━━━━━ INFORMATION SHOWN ━━━━━

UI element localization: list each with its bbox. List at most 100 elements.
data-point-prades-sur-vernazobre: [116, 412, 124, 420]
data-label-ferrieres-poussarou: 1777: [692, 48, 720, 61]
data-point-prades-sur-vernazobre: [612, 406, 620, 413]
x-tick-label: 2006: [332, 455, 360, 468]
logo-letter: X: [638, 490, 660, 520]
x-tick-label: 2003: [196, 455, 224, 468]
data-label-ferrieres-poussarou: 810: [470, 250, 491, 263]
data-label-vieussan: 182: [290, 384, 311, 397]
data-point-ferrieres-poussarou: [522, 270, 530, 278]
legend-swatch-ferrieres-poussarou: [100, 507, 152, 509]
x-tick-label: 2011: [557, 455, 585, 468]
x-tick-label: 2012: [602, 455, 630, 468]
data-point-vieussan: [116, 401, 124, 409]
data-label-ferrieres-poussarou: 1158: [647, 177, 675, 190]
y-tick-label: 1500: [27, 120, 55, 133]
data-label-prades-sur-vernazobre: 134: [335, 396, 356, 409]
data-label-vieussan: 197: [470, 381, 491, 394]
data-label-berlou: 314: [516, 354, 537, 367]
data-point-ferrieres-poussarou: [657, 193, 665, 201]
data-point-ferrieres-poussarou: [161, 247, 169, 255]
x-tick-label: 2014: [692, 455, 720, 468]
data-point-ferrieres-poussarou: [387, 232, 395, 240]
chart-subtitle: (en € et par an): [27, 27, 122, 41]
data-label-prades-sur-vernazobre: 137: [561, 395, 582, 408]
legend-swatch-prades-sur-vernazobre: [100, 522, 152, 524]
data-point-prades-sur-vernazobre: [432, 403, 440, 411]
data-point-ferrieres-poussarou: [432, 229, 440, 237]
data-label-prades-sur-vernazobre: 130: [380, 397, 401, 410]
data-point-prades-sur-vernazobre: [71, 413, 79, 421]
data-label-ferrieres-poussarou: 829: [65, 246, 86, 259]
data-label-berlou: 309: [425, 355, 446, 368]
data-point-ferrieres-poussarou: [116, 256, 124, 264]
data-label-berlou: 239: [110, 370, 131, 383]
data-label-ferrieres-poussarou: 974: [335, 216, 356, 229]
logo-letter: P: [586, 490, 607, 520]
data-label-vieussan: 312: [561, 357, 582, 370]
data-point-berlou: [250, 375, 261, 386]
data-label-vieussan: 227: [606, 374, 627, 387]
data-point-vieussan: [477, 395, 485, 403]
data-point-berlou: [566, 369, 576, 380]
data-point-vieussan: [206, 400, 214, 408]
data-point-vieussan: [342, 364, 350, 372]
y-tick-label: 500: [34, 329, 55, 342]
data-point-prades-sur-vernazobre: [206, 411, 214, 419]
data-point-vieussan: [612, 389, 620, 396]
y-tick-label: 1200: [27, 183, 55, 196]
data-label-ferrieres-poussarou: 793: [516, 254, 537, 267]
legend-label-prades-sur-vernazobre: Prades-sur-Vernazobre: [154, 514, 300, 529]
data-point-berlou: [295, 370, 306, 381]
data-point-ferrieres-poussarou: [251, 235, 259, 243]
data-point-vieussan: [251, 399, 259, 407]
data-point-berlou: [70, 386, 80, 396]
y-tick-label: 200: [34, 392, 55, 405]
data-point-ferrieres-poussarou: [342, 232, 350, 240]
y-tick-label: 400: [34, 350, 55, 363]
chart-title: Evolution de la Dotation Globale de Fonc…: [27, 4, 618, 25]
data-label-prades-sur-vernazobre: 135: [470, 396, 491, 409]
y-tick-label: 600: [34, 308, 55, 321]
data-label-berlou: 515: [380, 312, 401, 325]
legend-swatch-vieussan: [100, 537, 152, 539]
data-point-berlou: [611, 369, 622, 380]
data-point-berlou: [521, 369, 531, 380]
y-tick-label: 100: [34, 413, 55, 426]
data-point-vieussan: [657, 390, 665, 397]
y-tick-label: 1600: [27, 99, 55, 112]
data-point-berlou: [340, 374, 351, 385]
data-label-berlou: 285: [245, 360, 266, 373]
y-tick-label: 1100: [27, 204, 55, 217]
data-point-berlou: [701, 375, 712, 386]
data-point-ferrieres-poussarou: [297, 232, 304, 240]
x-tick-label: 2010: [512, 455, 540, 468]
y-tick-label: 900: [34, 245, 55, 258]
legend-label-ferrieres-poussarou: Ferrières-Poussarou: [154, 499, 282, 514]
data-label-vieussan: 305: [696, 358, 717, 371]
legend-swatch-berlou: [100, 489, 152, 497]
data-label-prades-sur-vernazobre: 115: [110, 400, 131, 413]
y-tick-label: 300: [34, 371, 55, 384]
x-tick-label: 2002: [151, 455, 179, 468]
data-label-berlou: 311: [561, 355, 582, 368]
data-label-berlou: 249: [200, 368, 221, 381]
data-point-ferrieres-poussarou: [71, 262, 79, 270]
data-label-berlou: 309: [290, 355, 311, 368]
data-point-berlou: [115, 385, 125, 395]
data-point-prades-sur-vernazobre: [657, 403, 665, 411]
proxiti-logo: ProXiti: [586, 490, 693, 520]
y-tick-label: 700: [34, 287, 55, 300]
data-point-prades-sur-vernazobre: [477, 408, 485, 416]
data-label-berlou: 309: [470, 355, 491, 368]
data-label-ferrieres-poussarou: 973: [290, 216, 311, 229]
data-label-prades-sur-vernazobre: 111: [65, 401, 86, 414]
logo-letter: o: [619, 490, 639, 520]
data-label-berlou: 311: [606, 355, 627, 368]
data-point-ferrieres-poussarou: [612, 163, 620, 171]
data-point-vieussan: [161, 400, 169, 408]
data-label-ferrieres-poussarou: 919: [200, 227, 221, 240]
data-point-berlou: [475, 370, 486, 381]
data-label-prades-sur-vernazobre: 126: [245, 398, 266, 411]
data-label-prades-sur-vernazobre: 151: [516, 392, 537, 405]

━━━━━

» **OBJECTIVE**
Write out the material above again with each "data-point" switched to "marker", leaving all other text unchanged.

» **EXERCISE SOLUTION**
UI element localization: list each with its bbox. List at most 100 elements.
marker-prades-sur-vernazobre: [116, 412, 124, 420]
data-label-ferrieres-poussarou: 1777: [692, 48, 720, 61]
marker-prades-sur-vernazobre: [612, 406, 620, 413]
x-tick-label: 2006: [332, 455, 360, 468]
logo-letter: X: [638, 490, 660, 520]
x-tick-label: 2003: [196, 455, 224, 468]
data-label-ferrieres-poussarou: 810: [470, 250, 491, 263]
data-label-vieussan: 182: [290, 384, 311, 397]
marker-ferrieres-poussarou: [522, 270, 530, 278]
legend-swatch-ferrieres-poussarou: [100, 507, 152, 509]
x-tick-label: 2011: [557, 455, 585, 468]
x-tick-label: 2012: [602, 455, 630, 468]
marker-vieussan: [116, 401, 124, 409]
data-label-ferrieres-poussarou: 1158: [647, 177, 675, 190]
y-tick-label: 1500: [27, 120, 55, 133]
data-label-prades-sur-vernazobre: 134: [335, 396, 356, 409]
data-label-vieussan: 197: [470, 381, 491, 394]
data-label-berlou: 314: [516, 354, 537, 367]
marker-ferrieres-poussarou: [657, 193, 665, 201]
marker-ferrieres-poussarou: [161, 247, 169, 255]
x-tick-label: 2014: [692, 455, 720, 468]
marker-ferrieres-poussarou: [387, 232, 395, 240]
chart-subtitle: (en € et par an): [27, 27, 122, 41]
data-label-prades-sur-vernazobre: 137: [561, 395, 582, 408]
legend-swatch-prades-sur-vernazobre: [100, 522, 152, 524]
marker-prades-sur-vernazobre: [432, 403, 440, 411]
marker-ferrieres-poussarou: [432, 229, 440, 237]
data-label-prades-sur-vernazobre: 130: [380, 397, 401, 410]
marker-prades-sur-vernazobre: [71, 413, 79, 421]
data-label-ferrieres-poussarou: 829: [65, 246, 86, 259]
data-label-berlou: 309: [425, 355, 446, 368]
marker-ferrieres-poussarou: [116, 256, 124, 264]
data-label-berlou: 239: [110, 370, 131, 383]
data-label-ferrieres-poussarou: 974: [335, 216, 356, 229]
logo-letter: P: [586, 490, 607, 520]
data-label-vieussan: 312: [561, 357, 582, 370]
marker-berlou: [250, 375, 261, 386]
data-label-vieussan: 227: [606, 374, 627, 387]
marker-vieussan: [477, 395, 485, 403]
marker-berlou: [566, 369, 576, 380]
marker-vieussan: [206, 400, 214, 408]
marker-vieussan: [342, 364, 350, 372]
y-tick-label: 500: [34, 329, 55, 342]
marker-prades-sur-vernazobre: [206, 411, 214, 419]
marker-vieussan: [612, 389, 620, 396]
y-tick-label: 1200: [27, 183, 55, 196]
data-label-ferrieres-poussarou: 793: [516, 254, 537, 267]
legend-label-prades-sur-vernazobre: Prades-sur-Vernazobre: [154, 514, 300, 529]
marker-berlou: [295, 370, 306, 381]
marker-ferrieres-poussarou: [251, 235, 259, 243]
marker-vieussan: [251, 399, 259, 407]
marker-berlou: [70, 386, 80, 396]
y-tick-label: 200: [34, 392, 55, 405]
marker-ferrieres-poussarou: [342, 232, 350, 240]
y-tick-label: 400: [34, 350, 55, 363]
chart-title: Evolution de la Dotation Globale de Fonc…: [27, 4, 618, 25]
data-label-prades-sur-vernazobre: 135: [470, 396, 491, 409]
y-tick-label: 600: [34, 308, 55, 321]
data-label-berlou: 515: [380, 312, 401, 325]
legend-swatch-vieussan: [100, 537, 152, 539]
marker-berlou: [611, 369, 622, 380]
marker-berlou: [521, 369, 531, 380]
y-tick-label: 100: [34, 413, 55, 426]
marker-vieussan: [657, 390, 665, 397]
y-tick-label: 1600: [27, 99, 55, 112]
marker-berlou: [340, 374, 351, 385]
data-label-berlou: 285: [245, 360, 266, 373]
y-tick-label: 1100: [27, 204, 55, 217]
marker-berlou: [701, 375, 712, 386]
marker-ferrieres-poussarou: [297, 232, 304, 240]
x-tick-label: 2010: [512, 455, 540, 468]
y-tick-label: 900: [34, 245, 55, 258]
legend-label-ferrieres-poussarou: Ferrières-Poussarou: [154, 499, 282, 514]
data-label-vieussan: 305: [696, 358, 717, 371]
legend-swatch-berlou: [100, 489, 152, 497]
data-label-prades-sur-vernazobre: 115: [110, 400, 131, 413]
y-tick-label: 300: [34, 371, 55, 384]
x-tick-label: 2002: [151, 455, 179, 468]
data-label-berlou: 311: [561, 355, 582, 368]
data-label-berlou: 249: [200, 368, 221, 381]
marker-ferrieres-poussarou: [71, 262, 79, 270]
data-label-berlou: 309: [290, 355, 311, 368]
marker-berlou: [115, 385, 125, 395]
marker-prades-sur-vernazobre: [657, 403, 665, 411]
proxiti-logo: ProXiti: [586, 490, 693, 520]
y-tick-label: 700: [34, 287, 55, 300]
marker-prades-sur-vernazobre: [477, 408, 485, 416]
data-label-berlou: 309: [470, 355, 491, 368]
data-label-ferrieres-poussarou: 973: [290, 216, 311, 229]
data-label-prades-sur-vernazobre: 111: [65, 401, 86, 414]
logo-letter: o: [619, 490, 639, 520]
data-label-berlou: 311: [606, 355, 627, 368]
marker-ferrieres-poussarou: [612, 163, 620, 171]
marker-vieussan: [161, 400, 169, 408]
data-label-ferrieres-poussarou: 919: [200, 227, 221, 240]
marker-berlou: [475, 370, 486, 381]
data-label-prades-sur-vernazobre: 126: [245, 398, 266, 411]
data-label-prades-sur-vernazobre: 151: [516, 392, 537, 405]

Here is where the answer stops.